▶ _Consigne écrite 1_
D'après l'arrêt de la Cour de cassation, à partir de quel âge le régime institué par la NIG 119 permet-il aux agents de cesser leur activité professionnelle ?

▶ _Texte extrait_
.....

La jurisprudence francophone des Cours suprêmes


recherche avancée

08/12/2010 | FRANCE | N°08-70273

France | France, Cour de cassation, Chambre sociale, 08 décembre 2010, 08-70273


LA COUR DE CASSATION, CHAMBRE SOCIALE, a rendu l'arrêt suivant :

Attendu, selon l'arrêt attaqué, que par une note d'instruction générale 119 (NIG 119) du 7 septembre 1973, le Commissariat à l'énergie atomique et aux énergies alternatives (CEA) a institué un régime de cessation anticipée d'activité permettant à chaque agent ayant travaillé dans le cadre des services continus ou effectué des travaux pénibles de cesser leur activité professionnelle à partir de l'âge de cinquante ans tout en conservant la qualité de salarié et de percevoir jusqu'à l'âge de soixante

cinq ans ou du décès s'il est antérieur des émoluments au titre desquels il ...

.....

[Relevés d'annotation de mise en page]
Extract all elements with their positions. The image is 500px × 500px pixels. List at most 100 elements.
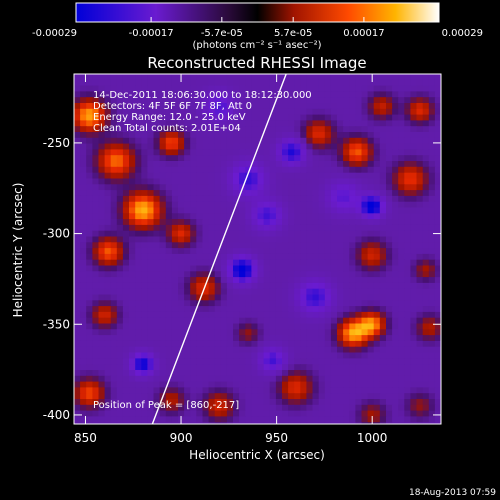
heatmap-cell [288,370,295,377]
heatmap-cell [312,155,320,162]
heatmap-cell [116,213,124,220]
heatmap-cell [373,236,381,243]
heatmap-cell [233,120,240,127]
heatmap-cell [434,242,441,249]
heatmap-cell [404,416,412,423]
heatmap-cell [337,317,344,325]
heatmap-cell [80,219,87,226]
heatmap-cell [147,311,155,319]
heatmap-cell [404,108,412,116]
heatmap-cell [153,195,161,203]
heatmap-cell [269,132,277,139]
heatmap-cell [233,311,240,319]
heatmap-cell [330,97,338,104]
heatmap-cell [294,132,301,139]
heatmap-cell [343,370,350,377]
heatmap-cell [330,103,338,110]
heatmap-cell [367,259,375,267]
heatmap-cell [141,103,149,110]
heatmap-cell [86,323,93,330]
heatmap-cell [330,79,338,87]
heatmap-cell [410,207,418,214]
heatmap-cell [294,143,301,150]
heatmap-cell [306,288,314,296]
heatmap-cell [404,352,412,359]
heatmap-cell [129,277,136,284]
heatmap-cell [386,190,393,197]
heatmap-cell [129,393,136,400]
heatmap-cell [282,422,289,424]
heatmap-cell [428,242,436,249]
heatmap-cell [330,387,338,394]
heatmap-cell [220,422,228,424]
heatmap-cell [373,155,381,162]
heatmap-cell [196,311,204,319]
heatmap-cell [373,242,381,249]
heatmap-cell [98,282,106,290]
heatmap-cell [226,253,234,261]
heatmap-cell [251,132,259,139]
heatmap-cell [312,207,320,214]
heatmap-cell [386,248,393,255]
heatmap-cell [233,364,240,371]
heatmap-cell [275,149,283,156]
heatmap-cell [386,288,393,296]
heatmap-cell [104,190,112,197]
heatmap-cell [122,195,130,203]
heatmap-cell [171,294,179,301]
heatmap-cell [269,381,277,388]
heatmap-cell [245,230,253,238]
heatmap-cell [300,282,308,290]
heatmap-cell [110,340,118,348]
heatmap-cell [318,236,326,243]
heatmap-cell [379,219,387,226]
heatmap-cell [226,114,234,121]
heatmap-cell [92,190,100,197]
heatmap-cell [74,340,81,348]
heatmap-cell [282,213,289,220]
heatmap-cell [129,184,136,191]
heatmap-cell [190,329,197,336]
heatmap-cell [220,416,228,423]
heatmap-cell [257,311,265,319]
heatmap-cell [196,329,204,336]
heatmap-cell [98,236,106,243]
heatmap-cell [245,143,253,150]
heatmap-cell [165,323,173,330]
heatmap-cell [178,277,185,284]
heatmap-cell [263,248,271,255]
heatmap-cell [379,85,387,92]
heatmap-cell [141,294,149,301]
heatmap-cell [245,74,253,81]
heatmap-cell [239,306,246,313]
heatmap-cell [171,97,179,104]
heatmap-cell [294,85,301,92]
heatmap-cell [410,120,418,127]
heatmap-cell [74,364,81,371]
heatmap-cell [220,178,228,185]
heatmap-cell [226,346,234,354]
heatmap-cell [410,155,418,162]
heatmap-cell [386,399,393,406]
heatmap-cell [239,253,246,261]
heatmap-cell [92,323,100,330]
heatmap-cell [110,323,118,330]
heatmap-cell [355,103,363,110]
heatmap-cell [208,346,216,354]
heatmap-cell [208,108,216,116]
heatmap-cell [324,132,332,139]
heatmap-cell [165,161,173,168]
heatmap-cell [398,399,405,406]
heatmap-cell [392,300,399,307]
heatmap-cell [153,306,161,313]
heatmap-cell [410,126,418,133]
heatmap-cell [324,393,332,400]
heatmap-cell [92,137,100,145]
heatmap-cell [141,306,149,313]
heatmap-cell [275,120,283,127]
heatmap-cell [141,132,149,139]
heatmap-cell [184,277,191,284]
heatmap-cell [239,399,246,406]
heatmap-cell [214,381,222,388]
heatmap-cell [159,271,167,278]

.....

▶ _Consigne écrite 2_
Disposez en tableau Markdown, avec les colonnes « N° » et « Ligne de la liste », les lignes de la liste comprises entre la ligne contenant "heatmap-cell [288,370,295,377]" et la ligne contenant "heatmap-cell [153,195,161,203]", ces deux lignes incluses. Omettez les lignes vides.

▶ _Réponse 1_
À partir de l'âge de cinquante ans.

▶ _Réponse 2_
| N° | Ligne de la liste |
|---|---|
| 1 | heatmap-cell [288,370,295,377] |
| 2 | heatmap-cell [312,155,320,162] |
| 3 | heatmap-cell [116,213,124,220] |
| 4 | heatmap-cell [373,236,381,243] |
| 5 | heatmap-cell [233,120,240,127] |
| 6 | heatmap-cell [434,242,441,249] |
| 7 | heatmap-cell [404,416,412,423] |
| 8 | heatmap-cell [337,317,344,325] |
| 9 | heatmap-cell [80,219,87,226] |
| 10 | heatmap-cell [147,311,155,319] |
| 11 | heatmap-cell [404,108,412,116] |
| 12 | heatmap-cell [153,195,161,203] |